Work to complete: Copy every entry precisely.
== == ==
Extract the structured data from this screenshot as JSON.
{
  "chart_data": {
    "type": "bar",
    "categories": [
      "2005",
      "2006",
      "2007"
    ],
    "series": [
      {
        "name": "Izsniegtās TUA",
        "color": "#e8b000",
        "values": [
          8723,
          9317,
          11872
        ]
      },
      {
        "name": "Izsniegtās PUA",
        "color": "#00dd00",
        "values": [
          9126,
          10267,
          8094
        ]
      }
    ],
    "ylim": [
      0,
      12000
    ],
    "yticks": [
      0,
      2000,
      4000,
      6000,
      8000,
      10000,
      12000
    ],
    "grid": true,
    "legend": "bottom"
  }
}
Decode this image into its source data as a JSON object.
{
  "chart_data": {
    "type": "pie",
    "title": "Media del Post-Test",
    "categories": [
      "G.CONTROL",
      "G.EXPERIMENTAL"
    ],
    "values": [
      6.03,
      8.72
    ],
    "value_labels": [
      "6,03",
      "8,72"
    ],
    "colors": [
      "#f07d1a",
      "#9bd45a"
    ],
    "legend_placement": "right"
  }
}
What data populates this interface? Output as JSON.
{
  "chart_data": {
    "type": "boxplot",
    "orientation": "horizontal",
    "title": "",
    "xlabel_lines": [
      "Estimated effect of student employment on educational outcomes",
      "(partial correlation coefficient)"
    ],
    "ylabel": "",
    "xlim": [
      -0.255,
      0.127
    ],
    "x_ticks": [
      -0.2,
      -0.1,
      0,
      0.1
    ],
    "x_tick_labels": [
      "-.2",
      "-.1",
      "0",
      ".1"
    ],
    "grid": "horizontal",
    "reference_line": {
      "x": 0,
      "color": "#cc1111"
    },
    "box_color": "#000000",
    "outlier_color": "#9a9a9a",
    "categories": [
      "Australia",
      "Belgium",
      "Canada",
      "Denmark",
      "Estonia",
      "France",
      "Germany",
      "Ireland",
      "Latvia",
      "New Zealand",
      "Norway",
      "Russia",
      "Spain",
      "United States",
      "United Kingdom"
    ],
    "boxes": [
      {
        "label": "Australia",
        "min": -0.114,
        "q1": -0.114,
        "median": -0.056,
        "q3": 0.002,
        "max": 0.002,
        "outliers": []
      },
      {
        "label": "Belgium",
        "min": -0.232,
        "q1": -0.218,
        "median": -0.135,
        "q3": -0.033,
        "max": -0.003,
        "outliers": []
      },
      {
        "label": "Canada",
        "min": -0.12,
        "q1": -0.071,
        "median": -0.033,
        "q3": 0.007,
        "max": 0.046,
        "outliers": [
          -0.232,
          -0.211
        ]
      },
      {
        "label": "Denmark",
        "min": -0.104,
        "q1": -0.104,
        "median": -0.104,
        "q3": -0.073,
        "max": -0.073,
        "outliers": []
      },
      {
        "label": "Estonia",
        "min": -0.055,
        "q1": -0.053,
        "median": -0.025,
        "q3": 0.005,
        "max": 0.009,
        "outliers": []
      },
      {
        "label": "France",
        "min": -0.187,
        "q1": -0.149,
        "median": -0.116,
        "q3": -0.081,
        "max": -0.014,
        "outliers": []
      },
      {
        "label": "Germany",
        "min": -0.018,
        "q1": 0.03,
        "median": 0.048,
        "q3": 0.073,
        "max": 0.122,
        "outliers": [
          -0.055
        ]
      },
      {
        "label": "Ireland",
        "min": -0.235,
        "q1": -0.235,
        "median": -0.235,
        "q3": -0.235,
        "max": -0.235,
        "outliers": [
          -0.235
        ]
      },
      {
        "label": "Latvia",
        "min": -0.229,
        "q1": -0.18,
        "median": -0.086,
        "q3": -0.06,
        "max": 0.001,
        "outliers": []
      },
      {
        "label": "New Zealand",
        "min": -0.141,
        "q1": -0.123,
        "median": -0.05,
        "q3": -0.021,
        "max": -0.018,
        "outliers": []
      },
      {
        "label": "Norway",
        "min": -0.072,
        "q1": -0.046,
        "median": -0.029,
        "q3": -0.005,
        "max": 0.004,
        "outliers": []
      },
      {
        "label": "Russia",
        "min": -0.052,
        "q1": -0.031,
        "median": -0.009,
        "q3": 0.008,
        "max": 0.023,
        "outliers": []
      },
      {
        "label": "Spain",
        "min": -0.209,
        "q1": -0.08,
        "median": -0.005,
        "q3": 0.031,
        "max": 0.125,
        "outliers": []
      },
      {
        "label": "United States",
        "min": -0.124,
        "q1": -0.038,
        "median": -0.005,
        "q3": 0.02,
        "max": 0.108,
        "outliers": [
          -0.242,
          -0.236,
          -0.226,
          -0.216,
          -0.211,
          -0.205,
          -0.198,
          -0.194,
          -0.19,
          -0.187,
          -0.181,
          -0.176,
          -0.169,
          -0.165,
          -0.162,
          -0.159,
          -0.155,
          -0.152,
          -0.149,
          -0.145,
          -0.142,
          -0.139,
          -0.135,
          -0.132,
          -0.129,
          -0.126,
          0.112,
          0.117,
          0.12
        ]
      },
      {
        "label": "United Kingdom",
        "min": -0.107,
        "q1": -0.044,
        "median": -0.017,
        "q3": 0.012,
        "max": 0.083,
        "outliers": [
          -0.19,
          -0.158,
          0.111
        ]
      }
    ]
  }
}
== == ==
Solution below:
Extract the structured data from this screenshot as JSON.
{
  "chart_data": {
    "type": "bar",
    "categories": [
      "2005",
      "2006",
      "2007"
    ],
    "series": [
      {
        "name": "Izsniegtās TUA",
        "color": "#e8b000",
        "values": [
          8723,
          9317,
          11872
        ]
      },
      {
        "name": "Izsniegtās PUA",
        "color": "#00dd00",
        "values": [
          9126,
          10267,
          8094
        ]
      }
    ],
    "ylim": [
      0,
      12000
    ],
    "yticks": [
      0,
      2000,
      4000,
      6000,
      8000,
      10000,
      12000
    ],
    "grid": true,
    "legend": "bottom"
  }
}
Decode this image into its source data as a JSON object.
{
  "chart_data": {
    "type": "pie",
    "title": "Media del Post-Test",
    "categories": [
      "G.CONTROL",
      "G.EXPERIMENTAL"
    ],
    "values": [
      6.03,
      8.72
    ],
    "value_labels": [
      "6,03",
      "8,72"
    ],
    "colors": [
      "#f07d1a",
      "#9bd45a"
    ],
    "legend_placement": "right"
  }
}
What data populates this interface? Output as JSON.
{
  "chart_data": {
    "type": "boxplot",
    "orientation": "horizontal",
    "title": "",
    "xlabel_lines": [
      "Estimated effect of student employment on educational outcomes",
      "(partial correlation coefficient)"
    ],
    "ylabel": "",
    "xlim": [
      -0.255,
      0.127
    ],
    "x_ticks": [
      -0.2,
      -0.1,
      0,
      0.1
    ],
    "x_tick_labels": [
      "-.2",
      "-.1",
      "0",
      ".1"
    ],
    "grid": "horizontal",
    "reference_line": {
      "x": 0,
      "color": "#cc1111"
    },
    "box_color": "#000000",
    "outlier_color": "#9a9a9a",
    "categories": [
      "Australia",
      "Belgium",
      "Canada",
      "Denmark",
      "Estonia",
      "France",
      "Germany",
      "Ireland",
      "Latvia",
      "New Zealand",
      "Norway",
      "Russia",
      "Spain",
      "United States",
      "United Kingdom"
    ],
    "boxes": [
      {
        "label": "Australia",
        "min": -0.114,
        "q1": -0.114,
        "median": -0.056,
        "q3": 0.002,
        "max": 0.002,
        "outliers": []
      },
      {
        "label": "Belgium",
        "min": -0.232,
        "q1": -0.218,
        "median": -0.135,
        "q3": -0.033,
        "max": -0.003,
        "outliers": []
      },
      {
        "label": "Canada",
        "min": -0.12,
        "q1": -0.071,
        "median": -0.033,
        "q3": 0.007,
        "max": 0.046,
        "outliers": [
          -0.232,
          -0.211
        ]
      },
      {
        "label": "Denmark",
        "min": -0.104,
        "q1": -0.104,
        "median": -0.104,
        "q3": -0.073,
        "max": -0.073,
        "outliers": []
      },
      {
        "label": "Estonia",
        "min": -0.055,
        "q1": -0.053,
        "median": -0.025,
        "q3": 0.005,
        "max": 0.009,
        "outliers": []
      },
      {
        "label": "France",
        "min": -0.187,
        "q1": -0.149,
        "median": -0.116,
        "q3": -0.081,
        "max": -0.014,
        "outliers": []
      },
      {
        "label": "Germany",
        "min": -0.018,
        "q1": 0.03,
        "median": 0.048,
        "q3": 0.073,
        "max": 0.122,
        "outliers": [
          -0.055
        ]
      },
      {
        "label": "Ireland",
        "min": -0.235,
        "q1": -0.235,
        "median": -0.235,
        "q3": -0.235,
        "max": -0.235,
        "outliers": [
          -0.235
        ]
      },
      {
        "label": "Latvia",
        "min": -0.229,
        "q1": -0.18,
        "median": -0.086,
        "q3": -0.06,
        "max": 0.001,
        "outliers": []
      },
      {
        "label": "New Zealand",
        "min": -0.141,
        "q1": -0.123,
        "median": -0.05,
        "q3": -0.021,
        "max": -0.018,
        "outliers": []
      },
      {
        "label": "Norway",
        "min": -0.072,
        "q1": -0.046,
        "median": -0.029,
        "q3": -0.005,
        "max": 0.004,
        "outliers": []
      },
      {
        "label": "Russia",
        "min": -0.052,
        "q1": -0.031,
        "median": -0.009,
        "q3": 0.008,
        "max": 0.023,
        "outliers": []
      },
      {
        "label": "Spain",
        "min": -0.209,
        "q1": -0.08,
        "median": -0.005,
        "q3": 0.031,
        "max": 0.125,
        "outliers": []
      },
      {
        "label": "United States",
        "min": -0.124,
        "q1": -0.038,
        "median": -0.005,
        "q3": 0.02,
        "max": 0.108,
        "outliers": [
          -0.242,
          -0.236,
          -0.226,
          -0.216,
          -0.211,
          -0.205,
          -0.198,
          -0.194,
          -0.19,
          -0.187,
          -0.181,
          -0.176,
          -0.169,
          -0.165,
          -0.162,
          -0.159,
          -0.155,
          -0.152,
          -0.149,
          -0.145,
          -0.142,
          -0.139,
          -0.135,
          -0.132,
          -0.129,
          -0.126,
          0.112,
          0.117,
          0.12
        ]
      },
      {
        "label": "United Kingdom",
        "min": -0.107,
        "q1": -0.044,
        "median": -0.017,
        "q3": 0.012,
        "max": 0.083,
        "outliers": [
          -0.19,
          -0.158,
          0.111
        ]
      }
    ]
  }
}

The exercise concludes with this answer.